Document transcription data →
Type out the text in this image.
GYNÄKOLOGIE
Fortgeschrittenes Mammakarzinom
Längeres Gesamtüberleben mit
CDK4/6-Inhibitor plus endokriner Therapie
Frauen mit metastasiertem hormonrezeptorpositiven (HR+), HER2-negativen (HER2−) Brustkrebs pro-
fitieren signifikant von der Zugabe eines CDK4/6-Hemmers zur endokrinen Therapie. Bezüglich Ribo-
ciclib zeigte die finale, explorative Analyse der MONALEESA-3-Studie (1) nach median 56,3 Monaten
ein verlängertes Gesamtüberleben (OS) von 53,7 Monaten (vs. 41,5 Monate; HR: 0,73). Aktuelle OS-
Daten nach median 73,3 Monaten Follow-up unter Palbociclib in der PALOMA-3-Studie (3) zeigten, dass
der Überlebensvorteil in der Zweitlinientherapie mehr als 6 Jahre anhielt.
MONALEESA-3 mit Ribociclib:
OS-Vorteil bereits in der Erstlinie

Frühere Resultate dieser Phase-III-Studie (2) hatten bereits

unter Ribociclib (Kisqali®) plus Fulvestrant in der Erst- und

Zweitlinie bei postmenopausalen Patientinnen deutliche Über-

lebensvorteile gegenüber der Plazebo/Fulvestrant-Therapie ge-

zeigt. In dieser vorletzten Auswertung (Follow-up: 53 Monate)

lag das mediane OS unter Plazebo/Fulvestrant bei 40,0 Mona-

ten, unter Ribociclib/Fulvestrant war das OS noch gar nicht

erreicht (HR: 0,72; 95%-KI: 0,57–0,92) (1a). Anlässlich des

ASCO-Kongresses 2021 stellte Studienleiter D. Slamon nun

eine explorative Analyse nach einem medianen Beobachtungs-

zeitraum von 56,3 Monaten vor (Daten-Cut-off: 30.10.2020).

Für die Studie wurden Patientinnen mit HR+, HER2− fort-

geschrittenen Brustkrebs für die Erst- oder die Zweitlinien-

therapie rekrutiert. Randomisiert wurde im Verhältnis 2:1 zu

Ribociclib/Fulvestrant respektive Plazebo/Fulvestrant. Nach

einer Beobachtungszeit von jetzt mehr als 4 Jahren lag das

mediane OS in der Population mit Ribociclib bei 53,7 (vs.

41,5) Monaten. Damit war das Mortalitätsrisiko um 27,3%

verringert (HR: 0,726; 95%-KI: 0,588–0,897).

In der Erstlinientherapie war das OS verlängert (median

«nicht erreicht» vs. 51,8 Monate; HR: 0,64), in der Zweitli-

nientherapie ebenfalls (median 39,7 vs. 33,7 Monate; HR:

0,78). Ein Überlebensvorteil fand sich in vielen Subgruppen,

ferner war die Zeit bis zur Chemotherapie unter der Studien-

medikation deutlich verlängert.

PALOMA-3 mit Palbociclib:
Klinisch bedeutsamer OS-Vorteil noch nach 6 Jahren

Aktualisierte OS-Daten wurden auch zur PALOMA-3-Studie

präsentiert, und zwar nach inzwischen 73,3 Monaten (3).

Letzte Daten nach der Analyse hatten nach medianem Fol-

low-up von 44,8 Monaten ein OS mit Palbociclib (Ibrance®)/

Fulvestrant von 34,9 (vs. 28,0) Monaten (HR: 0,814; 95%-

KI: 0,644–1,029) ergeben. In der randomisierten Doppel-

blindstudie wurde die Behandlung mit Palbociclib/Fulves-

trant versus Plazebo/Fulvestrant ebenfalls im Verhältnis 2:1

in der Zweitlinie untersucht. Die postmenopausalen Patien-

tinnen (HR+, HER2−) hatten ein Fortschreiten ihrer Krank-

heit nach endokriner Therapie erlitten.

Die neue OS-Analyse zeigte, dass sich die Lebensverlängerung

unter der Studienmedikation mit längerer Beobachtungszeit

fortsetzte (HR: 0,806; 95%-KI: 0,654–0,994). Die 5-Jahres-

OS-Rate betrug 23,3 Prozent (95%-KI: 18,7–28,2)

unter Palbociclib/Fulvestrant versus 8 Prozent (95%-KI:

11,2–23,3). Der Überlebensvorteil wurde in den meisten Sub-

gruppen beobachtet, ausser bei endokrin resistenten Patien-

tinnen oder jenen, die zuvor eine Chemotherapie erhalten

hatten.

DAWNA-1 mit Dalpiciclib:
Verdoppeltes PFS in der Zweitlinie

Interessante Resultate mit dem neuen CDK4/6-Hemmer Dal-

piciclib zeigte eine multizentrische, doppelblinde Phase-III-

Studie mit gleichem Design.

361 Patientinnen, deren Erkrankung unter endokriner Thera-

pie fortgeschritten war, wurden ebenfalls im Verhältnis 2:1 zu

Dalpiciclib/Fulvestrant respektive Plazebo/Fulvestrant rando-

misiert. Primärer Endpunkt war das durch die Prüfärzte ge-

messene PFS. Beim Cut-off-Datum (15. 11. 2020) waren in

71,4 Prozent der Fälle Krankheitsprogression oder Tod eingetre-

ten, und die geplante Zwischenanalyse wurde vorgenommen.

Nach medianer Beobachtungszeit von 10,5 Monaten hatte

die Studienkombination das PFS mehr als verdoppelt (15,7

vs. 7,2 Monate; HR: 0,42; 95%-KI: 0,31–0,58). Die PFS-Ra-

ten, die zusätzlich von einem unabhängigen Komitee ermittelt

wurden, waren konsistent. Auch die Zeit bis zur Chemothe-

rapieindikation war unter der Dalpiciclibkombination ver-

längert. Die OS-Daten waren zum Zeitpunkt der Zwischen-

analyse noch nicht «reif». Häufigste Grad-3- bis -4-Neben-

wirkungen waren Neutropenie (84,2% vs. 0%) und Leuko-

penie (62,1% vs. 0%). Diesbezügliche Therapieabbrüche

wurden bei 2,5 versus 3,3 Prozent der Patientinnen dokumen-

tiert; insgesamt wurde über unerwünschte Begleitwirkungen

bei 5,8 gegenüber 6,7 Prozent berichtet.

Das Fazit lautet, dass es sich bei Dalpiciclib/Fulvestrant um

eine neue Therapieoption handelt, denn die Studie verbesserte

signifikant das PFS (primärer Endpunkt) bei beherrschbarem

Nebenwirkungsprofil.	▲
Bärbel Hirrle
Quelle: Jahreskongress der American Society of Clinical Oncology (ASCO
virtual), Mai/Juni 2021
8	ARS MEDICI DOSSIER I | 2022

Task directions → Some lines above hold the word "mehr". Copy all of them.

Response to this task →
der Überlebensvorteil in der Zweitlinientherapie mehr als 6 Jahre anhielt.
einer Beobachtungszeit von jetzt mehr als 4 Jahren lag das
die Studienkombination das PFS mehr als verdoppelt (15,7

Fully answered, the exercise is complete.